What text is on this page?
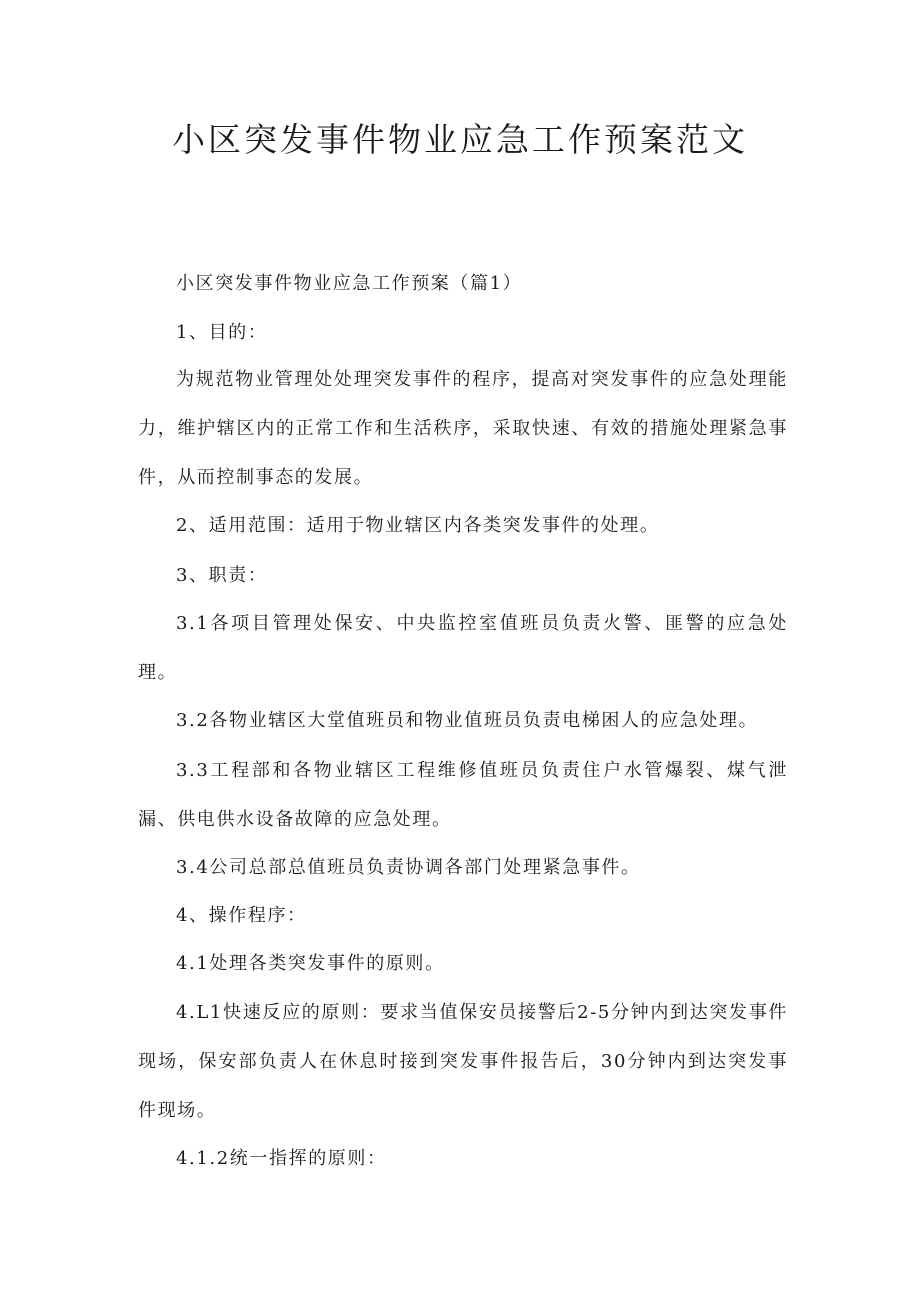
小区突发事件物业应急工作预案范文

小区突发事件物业应急工作预案（篇1）

1、目的：

为规范物业管理处处理突发事件的程序，提高对突发事件的应急处理能力，维护辖区内的正常工作和生活秩序，采取快速、有效的措施处理紧急事件，从而控制事态的发展。

2、适用范围：适用于物业辖区内各类突发事件的处理。

3、职责：

3.1各项目管理处保安、中央监控室值班员负责火警、匪警的应急处理。

3.2各物业辖区大堂值班员和物业值班员负责电梯困人的应急处理。

3.3工程部和各物业辖区工程维修值班员负责住户水管爆裂、煤气泄漏、供电供水设备故障的应急处理。

3.4公司总部总值班员负责协调各部门处理紧急事件。

4、操作程序：

4.1处理各类突发事件的原则。

4.L1快速反应的原则：要求当值保安员接警后2-5分钟内到达突发事件现场，保安部负责人在休息时接到突发事件报告后，30分钟内到达突发事件现场。

4.1.2统一指挥的原则：
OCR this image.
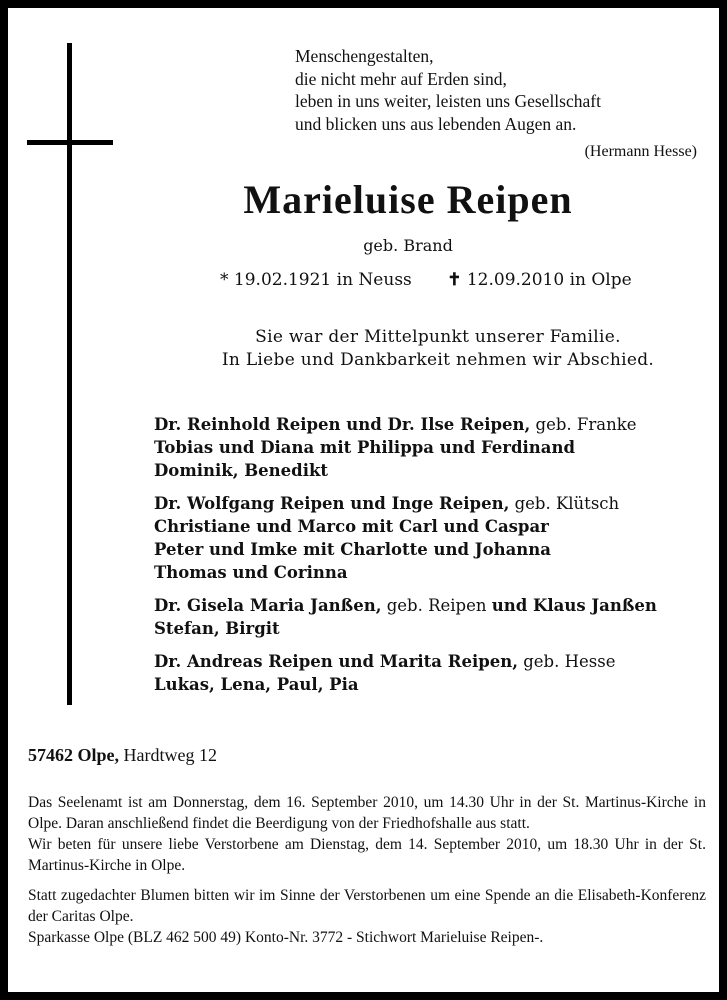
Menschengestalten,
die nicht mehr auf Erden sind,
leben in uns weiter, leisten uns Gesellschaft
und blicken uns aus lebenden Augen an.
(Hermann Hesse)
Marieluise Reipen
geb. Brand
* 19.02.1921 in Neuss ✝ 12.09.2010 in Olpe
Sie war der Mittelpunkt unserer Familie.
In Liebe und Dankbarkeit nehmen wir Abschied.
Dr. Reinhold Reipen und Dr. Ilse Reipen, geb. Franke
Tobias und Diana mit Philippa und Ferdinand
Dominik, Benedikt
Dr. Wolfgang Reipen und Inge Reipen, geb. Klütsch
Christiane und Marco mit Carl und Caspar
Peter und Imke mit Charlotte und Johanna
Thomas und Corinna
Dr. Gisela Maria Janßen, geb. Reipen und Klaus Janßen
Stefan, Birgit
Dr. Andreas Reipen und Marita Reipen, geb. Hesse
Lukas, Lena, Paul, Pia
57462 Olpe, Hardtweg 12

Das Seelenamt ist am Donnerstag, dem 16. September 2010, um 14.30 Uhr in der St. Martinus-Kirche in Olpe. Daran anschließend findet die Beerdigung von der Friedhofshalle aus statt.

Wir beten für unsere liebe Verstorbene am Dienstag, dem 14. September 2010, um 18.30 Uhr in der St. Martinus-Kirche in Olpe.

Statt zugedachter Blumen bitten wir im Sinne der Verstorbenen um eine Spende an die Elisabeth-Konferenz der Caritas Olpe.

Sparkasse Olpe (BLZ 462 500 49) Konto-Nr. 3772 - Stichwort Marieluise Reipen-.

Task requirements:
Look through the entries and find each line that has the string "Marieluise". Copy those lines.

Response for this exercise:
Marieluise Reipen
Sparkasse Olpe (BLZ 462 500 49) Konto-Nr. 3772 - Stichwort Marieluise Reipen-.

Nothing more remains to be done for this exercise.